* Instructions for the task *
Report back each line of the records that contains the string "vende".

* Data excerpts *
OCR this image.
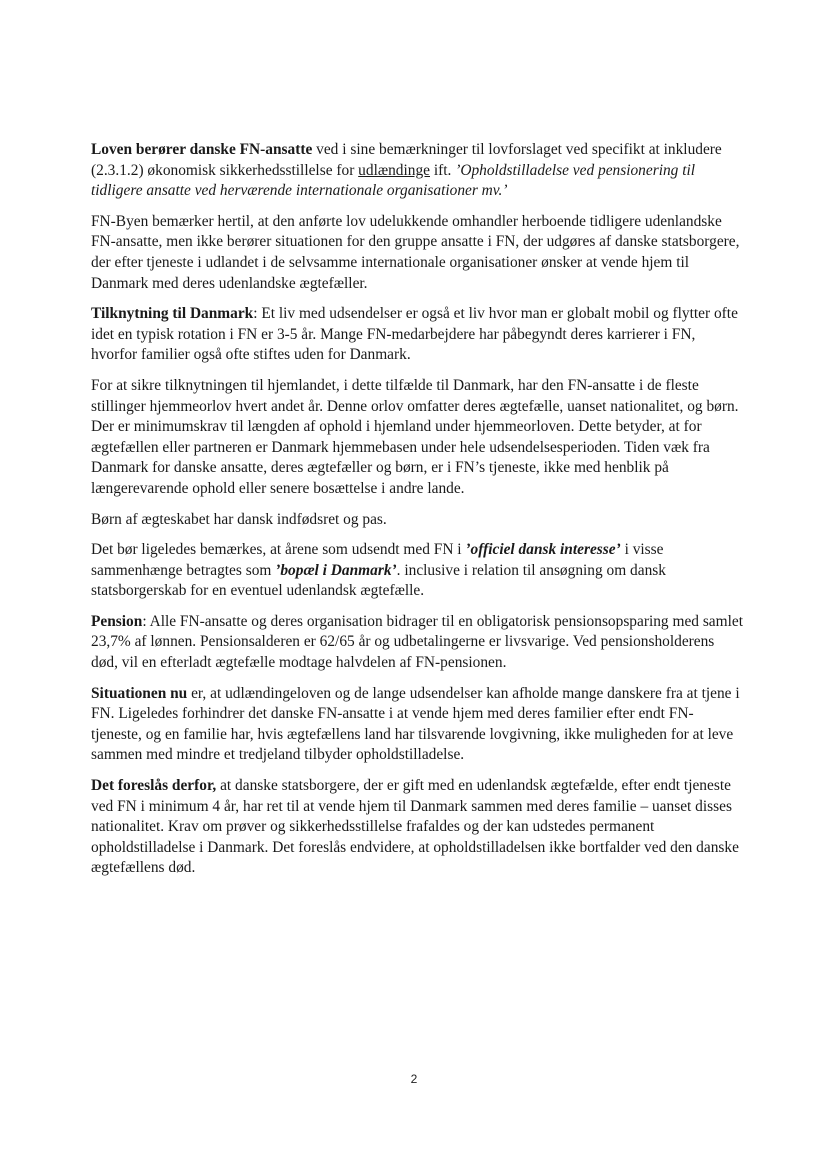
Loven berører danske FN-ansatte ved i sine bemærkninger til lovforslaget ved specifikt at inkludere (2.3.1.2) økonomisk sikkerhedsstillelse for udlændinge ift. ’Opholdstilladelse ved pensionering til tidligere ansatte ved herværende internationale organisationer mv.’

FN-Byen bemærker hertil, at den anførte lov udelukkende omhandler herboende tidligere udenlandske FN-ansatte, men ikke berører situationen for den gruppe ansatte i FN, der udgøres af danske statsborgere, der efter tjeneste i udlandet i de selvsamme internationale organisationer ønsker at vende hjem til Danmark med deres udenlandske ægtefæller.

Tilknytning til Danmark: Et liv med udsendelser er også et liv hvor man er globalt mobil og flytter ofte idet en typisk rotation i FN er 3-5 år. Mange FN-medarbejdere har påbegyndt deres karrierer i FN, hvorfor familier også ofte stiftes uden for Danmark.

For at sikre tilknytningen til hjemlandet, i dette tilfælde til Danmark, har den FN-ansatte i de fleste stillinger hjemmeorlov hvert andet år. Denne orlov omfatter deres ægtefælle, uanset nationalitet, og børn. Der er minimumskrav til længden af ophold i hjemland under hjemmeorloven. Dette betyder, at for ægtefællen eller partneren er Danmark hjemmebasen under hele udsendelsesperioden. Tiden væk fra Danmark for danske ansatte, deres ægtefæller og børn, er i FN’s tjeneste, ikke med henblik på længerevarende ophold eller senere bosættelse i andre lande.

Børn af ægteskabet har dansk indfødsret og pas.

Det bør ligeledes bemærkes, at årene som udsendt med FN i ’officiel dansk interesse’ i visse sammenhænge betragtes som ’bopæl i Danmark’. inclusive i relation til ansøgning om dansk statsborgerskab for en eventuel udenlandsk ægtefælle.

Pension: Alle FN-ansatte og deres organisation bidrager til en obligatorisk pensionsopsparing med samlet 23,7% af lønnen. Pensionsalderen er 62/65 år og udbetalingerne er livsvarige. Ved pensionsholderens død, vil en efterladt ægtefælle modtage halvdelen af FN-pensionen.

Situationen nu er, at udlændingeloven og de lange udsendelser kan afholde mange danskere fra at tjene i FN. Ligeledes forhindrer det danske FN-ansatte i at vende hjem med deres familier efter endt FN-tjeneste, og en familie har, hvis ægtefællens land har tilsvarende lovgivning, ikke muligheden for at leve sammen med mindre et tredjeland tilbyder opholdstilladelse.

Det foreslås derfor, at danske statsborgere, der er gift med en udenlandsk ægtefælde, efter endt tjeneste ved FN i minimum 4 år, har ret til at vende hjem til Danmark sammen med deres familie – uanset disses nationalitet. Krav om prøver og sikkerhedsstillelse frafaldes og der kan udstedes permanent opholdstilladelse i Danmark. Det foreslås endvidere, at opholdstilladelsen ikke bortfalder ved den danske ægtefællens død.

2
==
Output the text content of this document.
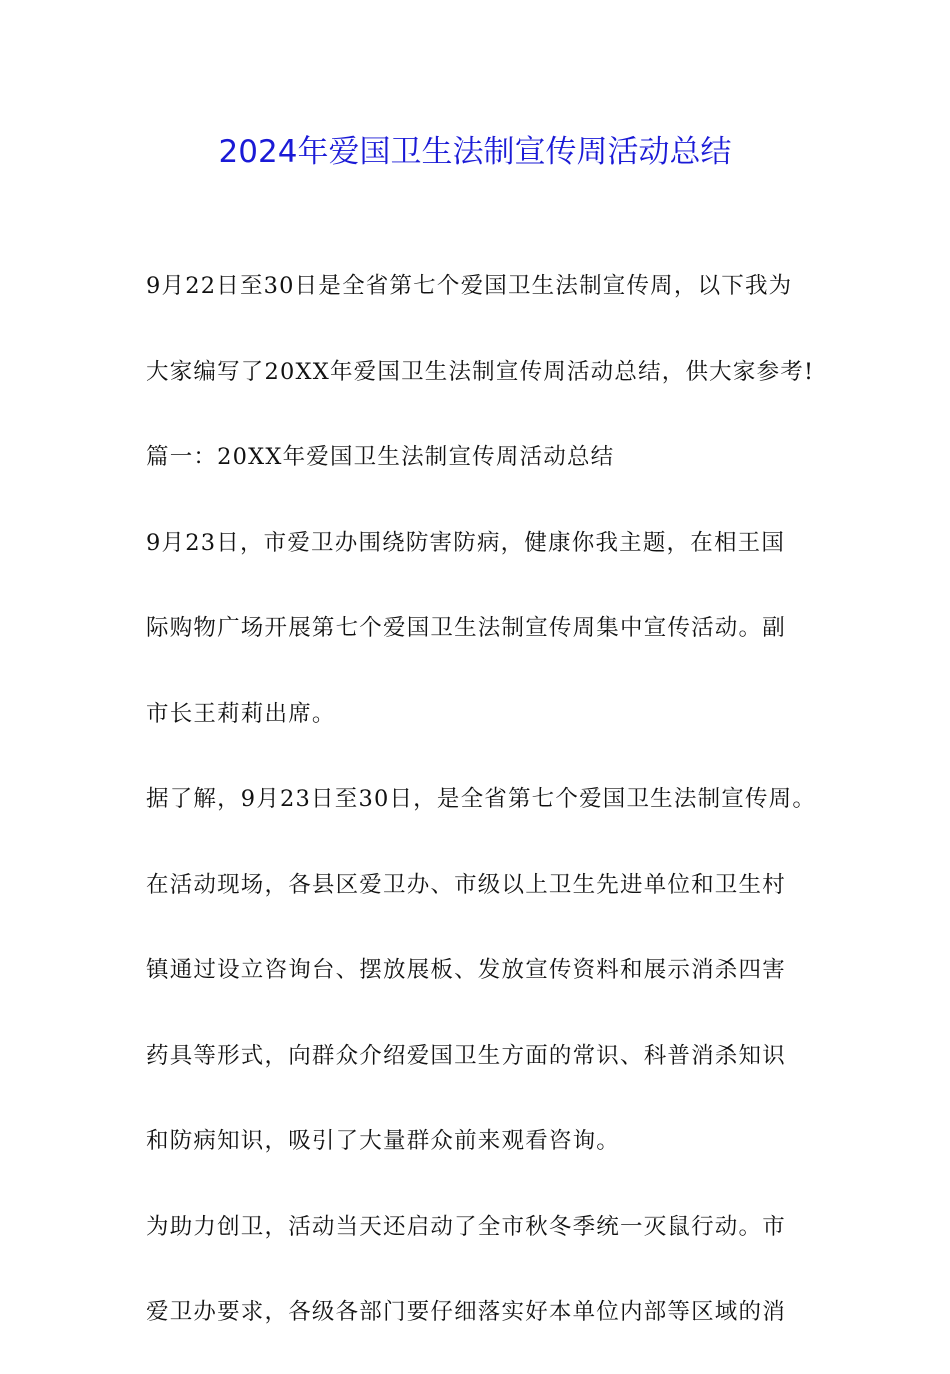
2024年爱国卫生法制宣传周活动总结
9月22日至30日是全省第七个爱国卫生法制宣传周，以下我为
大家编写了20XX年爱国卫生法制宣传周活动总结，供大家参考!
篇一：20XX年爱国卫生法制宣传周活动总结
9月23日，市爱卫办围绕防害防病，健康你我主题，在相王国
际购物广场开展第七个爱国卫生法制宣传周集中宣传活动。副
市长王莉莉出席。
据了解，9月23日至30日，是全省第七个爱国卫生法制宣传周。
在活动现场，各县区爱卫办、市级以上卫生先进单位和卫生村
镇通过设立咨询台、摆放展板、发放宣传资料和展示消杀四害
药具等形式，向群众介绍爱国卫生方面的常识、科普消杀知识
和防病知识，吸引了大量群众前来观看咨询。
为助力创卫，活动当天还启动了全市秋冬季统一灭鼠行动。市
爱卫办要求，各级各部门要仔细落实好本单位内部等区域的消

* Solution to the problem *
FN-Byen bemærker hertil, at den anførte lov udelukkende omhandler herboende tidligere udenlandske FN-ansatte, men ikke berører situationen for den gruppe ansatte i FN, der udgøres af danske statsborgere, der efter tjeneste i udlandet i de selvsamme internationale organisationer ønsker at vende hjem til Danmark med deres udenlandske ægtefæller.
Situationen nu er, at udlændingeloven og de lange udsendelser kan afholde mange danskere fra at tjene i FN. Ligeledes forhindrer det danske FN-ansatte i at vende hjem med deres familier efter endt FN-tjeneste, og en familie har, hvis ægtefællens land har tilsvarende lovgivning, ikke muligheden for at leve sammen med mindre et tredjeland tilbyder opholdstilladelse.
Det foreslås derfor, at danske statsborgere, der er gift med en udenlandsk ægtefælde, efter endt tjeneste ved FN i minimum 4 år, har ret til at vende hjem til Danmark sammen med deres familie – uanset disses nationalitet. Krav om prøver og sikkerhedsstillelse frafaldes og der kan udstedes permanent opholdstilladelse i Danmark. Det foreslås endvidere, at opholdstilladelsen ikke bortfalder ved den danske ægtefællens død.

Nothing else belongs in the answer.